Fue una ficción jurídica forjada por el Derecho Internacional clásico en virtud de la cual se consideraba que las sedes diplomáticas, los domicilios de sus agentes y los barcos de guerra constituían “territorio” del Estado cuya representación y bandera ostentaban y que, por tanto, en ellos regían las leyes del país de origen y no las del lugar en donde se encontraban.
1. Origen y finalidades. Esta teoría entrañaba la ilusión jurídica de que la sede de la misión diplomática constituía territorio del Estado acreditante enclavado en el Estado receptor y que por tanto tenía las mismas características de inviolabilidad e inalienabilidad que el >territorio estatal.
Su objetivo fue garantizar la independencia y libertad de acción de las personas que representaban a un Estado extranjero. Fue enunciada originalmente en el siglo XVII por el filósofo y jurista holandés Hugo Grocio (1583-1645), considerado como el padre del Derecho Internacional, e inspiró durante mucho tiempo los actos y las relaciones diplomáticos entre los Estados. Los puntos de vista de Grocio fueron recogidos por el Congreso de Viena reunido en 1815 que, al sistematizar el ejercicio de la función diplomática, estableció en ella grados y jerarquías, dictó normas de comportamiento y reglamentó franquicias e inmunidades. Implantó los privilegios diplomáticos denominados droit de chapelle, que permitió a los funcionarios acreditados en un país practicar su propia religión; el droit de quartier, de inmunidad respecto de la policía local; y el droit de l’hòtel, que fue la creación de la ficción de la extraterritorialidad de las sedes diplomáticas, colocadas por lo mismo fuera de la jurisdicción del país sede.

- [MATERIAL PROPORCIONADO]:
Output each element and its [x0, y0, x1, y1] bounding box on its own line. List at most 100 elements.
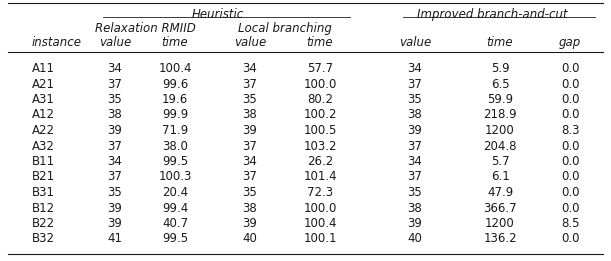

- [TAREA PLANTEADA]:
Según el fragmento sobre la extraterritorialidad, ¿qué permitía el privilegio diplomático llamado droit de chapelle?

- [LA SOLUCIÓN]:
Permitía a los funcionarios acreditados en un país practicar su propia religión.